# Task requirements:
Review the material line by line. Identify and copy every line that contains the string "Monthly".
START Given data
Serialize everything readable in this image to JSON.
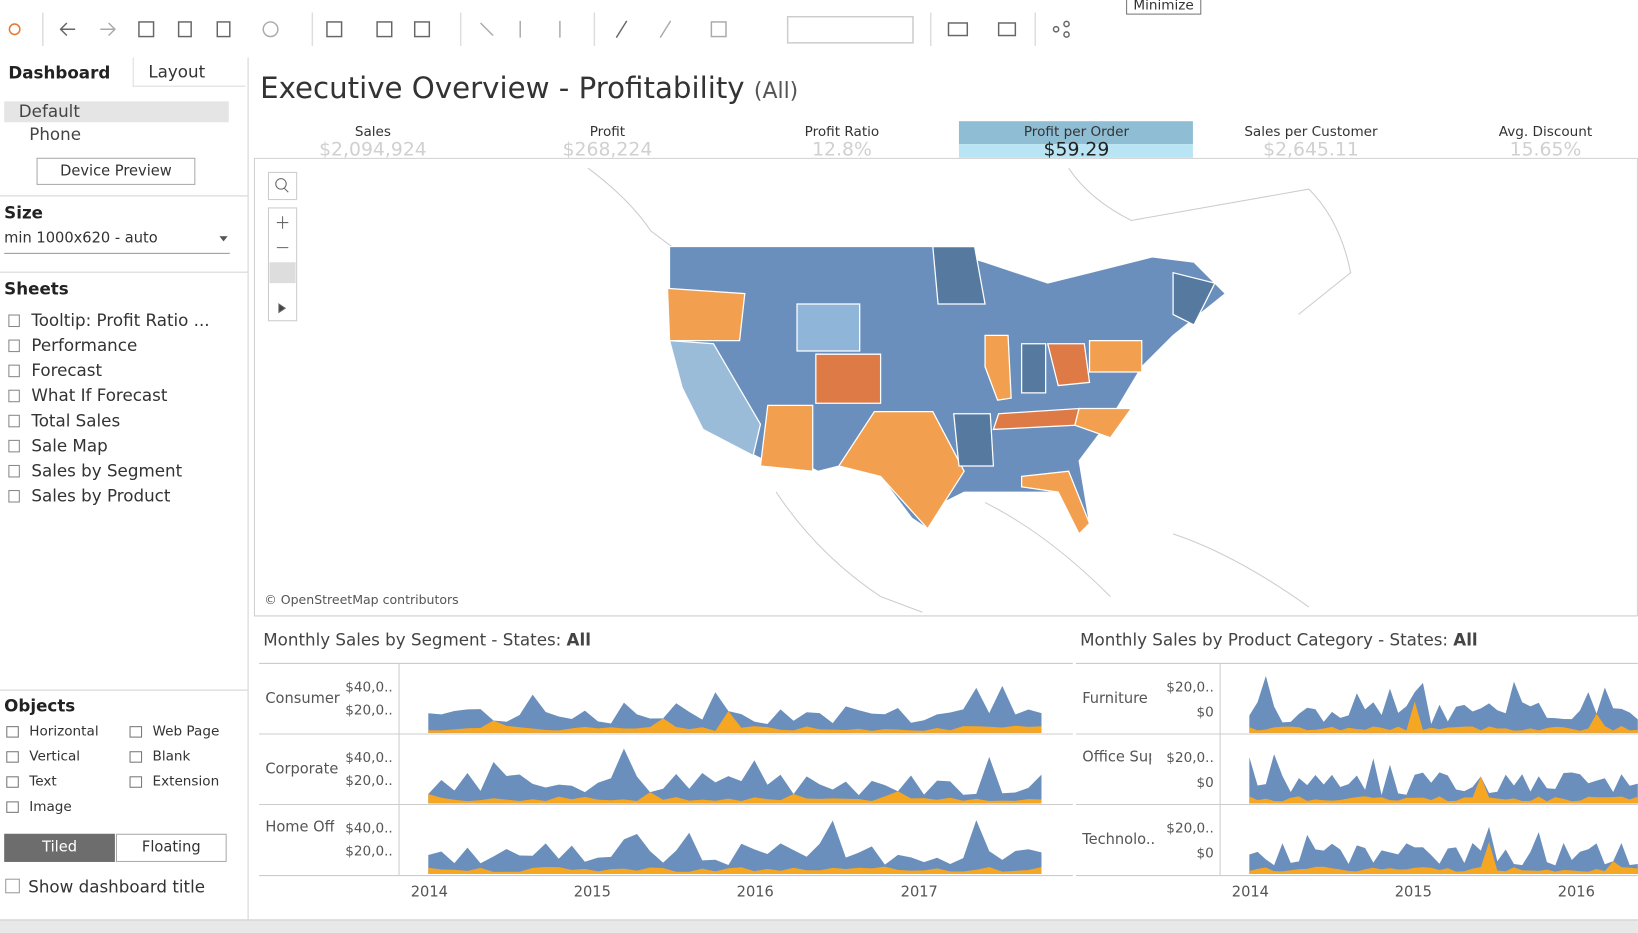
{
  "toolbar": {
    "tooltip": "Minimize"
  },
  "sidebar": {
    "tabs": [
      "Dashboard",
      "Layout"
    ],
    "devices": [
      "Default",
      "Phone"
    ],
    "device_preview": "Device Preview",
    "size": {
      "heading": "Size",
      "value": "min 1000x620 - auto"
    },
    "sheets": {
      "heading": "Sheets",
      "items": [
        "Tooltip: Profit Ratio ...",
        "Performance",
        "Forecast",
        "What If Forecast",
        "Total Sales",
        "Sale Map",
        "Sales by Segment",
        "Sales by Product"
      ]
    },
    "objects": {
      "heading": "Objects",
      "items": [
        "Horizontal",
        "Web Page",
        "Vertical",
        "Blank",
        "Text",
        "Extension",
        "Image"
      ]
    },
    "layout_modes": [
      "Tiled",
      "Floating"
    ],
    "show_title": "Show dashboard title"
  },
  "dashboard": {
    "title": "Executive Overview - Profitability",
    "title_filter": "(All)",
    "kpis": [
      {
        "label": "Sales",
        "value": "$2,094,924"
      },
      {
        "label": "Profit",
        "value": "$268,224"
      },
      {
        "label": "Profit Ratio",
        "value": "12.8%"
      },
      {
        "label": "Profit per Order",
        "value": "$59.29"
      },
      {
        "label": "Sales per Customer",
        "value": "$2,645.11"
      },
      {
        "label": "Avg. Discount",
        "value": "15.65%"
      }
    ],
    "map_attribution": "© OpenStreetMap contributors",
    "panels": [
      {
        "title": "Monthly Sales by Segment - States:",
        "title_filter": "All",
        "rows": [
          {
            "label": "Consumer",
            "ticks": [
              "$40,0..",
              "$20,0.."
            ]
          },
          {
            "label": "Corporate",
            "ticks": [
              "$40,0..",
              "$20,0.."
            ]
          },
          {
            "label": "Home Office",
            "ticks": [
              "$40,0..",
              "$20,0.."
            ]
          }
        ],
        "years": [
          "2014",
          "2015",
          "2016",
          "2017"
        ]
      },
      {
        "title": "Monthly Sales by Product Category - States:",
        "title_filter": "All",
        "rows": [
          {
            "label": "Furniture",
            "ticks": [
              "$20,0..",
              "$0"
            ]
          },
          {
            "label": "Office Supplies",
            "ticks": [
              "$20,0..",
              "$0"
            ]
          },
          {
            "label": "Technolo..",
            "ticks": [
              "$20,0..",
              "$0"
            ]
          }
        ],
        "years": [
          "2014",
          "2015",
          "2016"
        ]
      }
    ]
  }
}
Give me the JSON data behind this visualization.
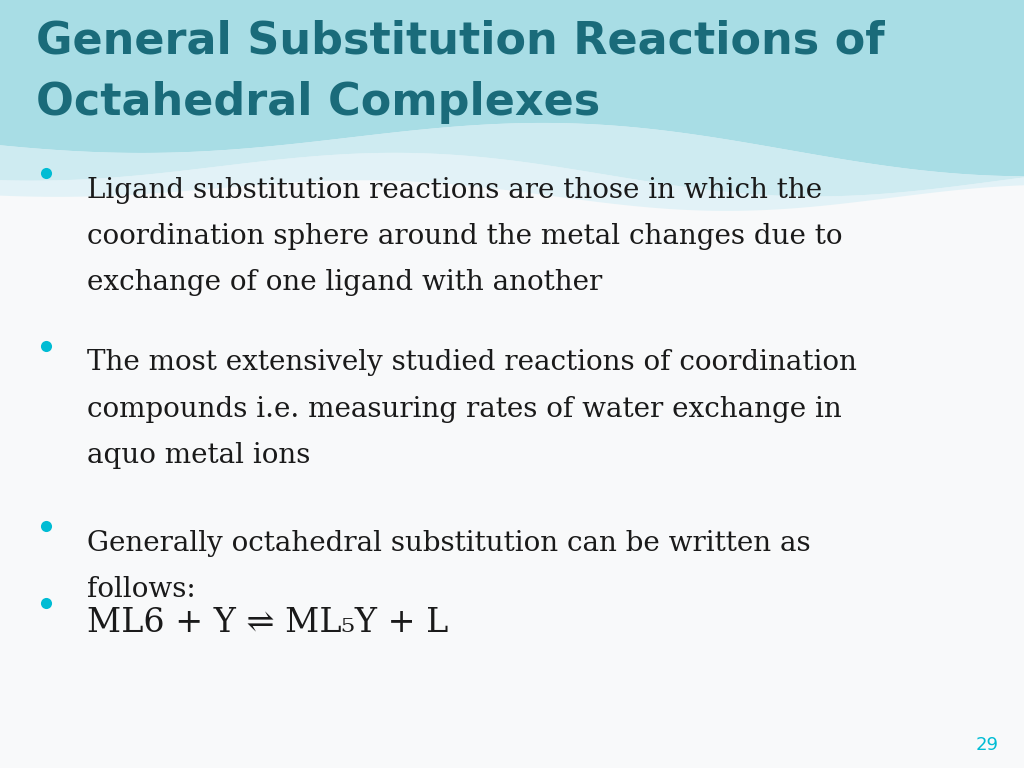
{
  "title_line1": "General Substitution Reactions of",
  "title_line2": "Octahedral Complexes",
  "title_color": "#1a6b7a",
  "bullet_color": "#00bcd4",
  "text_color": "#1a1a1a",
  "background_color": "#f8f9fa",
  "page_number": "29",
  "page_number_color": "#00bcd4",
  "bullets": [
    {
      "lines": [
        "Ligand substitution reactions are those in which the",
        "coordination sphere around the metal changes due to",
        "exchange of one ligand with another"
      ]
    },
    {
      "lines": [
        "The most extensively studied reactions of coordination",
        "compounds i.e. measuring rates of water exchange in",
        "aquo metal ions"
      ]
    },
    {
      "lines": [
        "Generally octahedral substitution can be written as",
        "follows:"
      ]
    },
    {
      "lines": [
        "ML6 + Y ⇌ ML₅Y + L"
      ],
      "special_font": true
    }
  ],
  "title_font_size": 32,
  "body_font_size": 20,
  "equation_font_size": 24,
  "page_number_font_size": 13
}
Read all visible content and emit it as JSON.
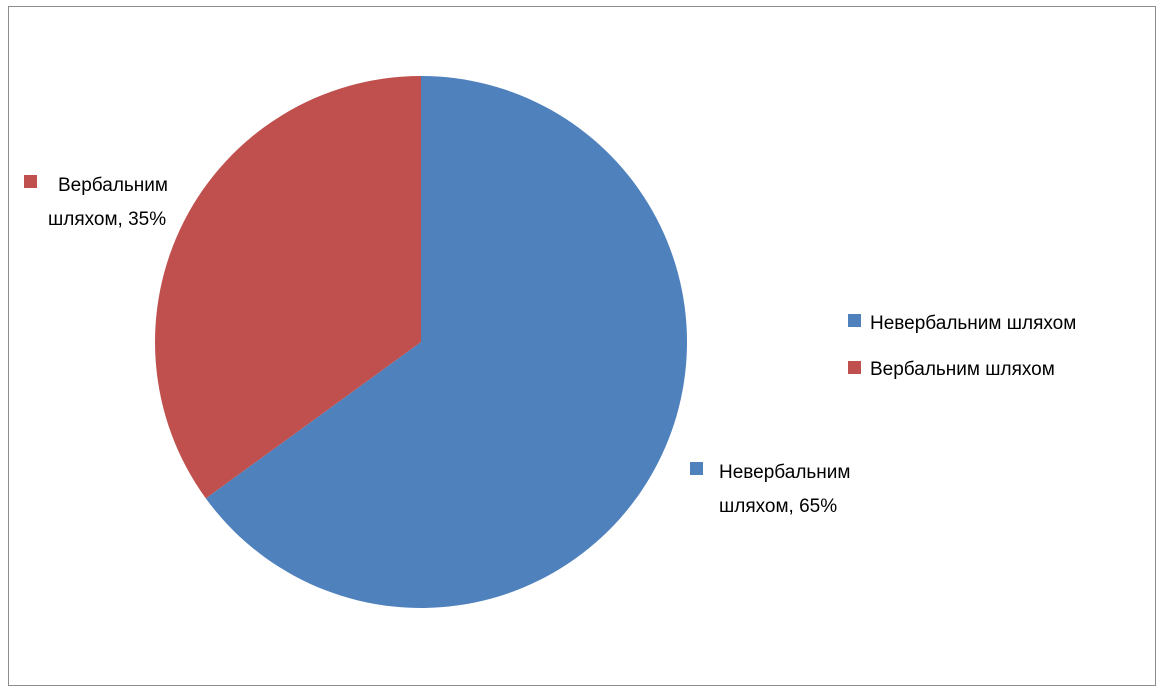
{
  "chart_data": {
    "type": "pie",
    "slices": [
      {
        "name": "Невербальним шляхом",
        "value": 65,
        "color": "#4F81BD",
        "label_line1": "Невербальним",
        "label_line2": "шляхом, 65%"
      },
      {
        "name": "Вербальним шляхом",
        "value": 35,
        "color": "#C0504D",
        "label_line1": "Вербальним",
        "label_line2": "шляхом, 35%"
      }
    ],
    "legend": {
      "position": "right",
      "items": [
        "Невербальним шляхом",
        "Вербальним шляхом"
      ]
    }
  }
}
END Given data
# Task response:
        "title": "Monthly Sales by Segment - States:",
        "title": "Monthly Sales by Product Category - States:",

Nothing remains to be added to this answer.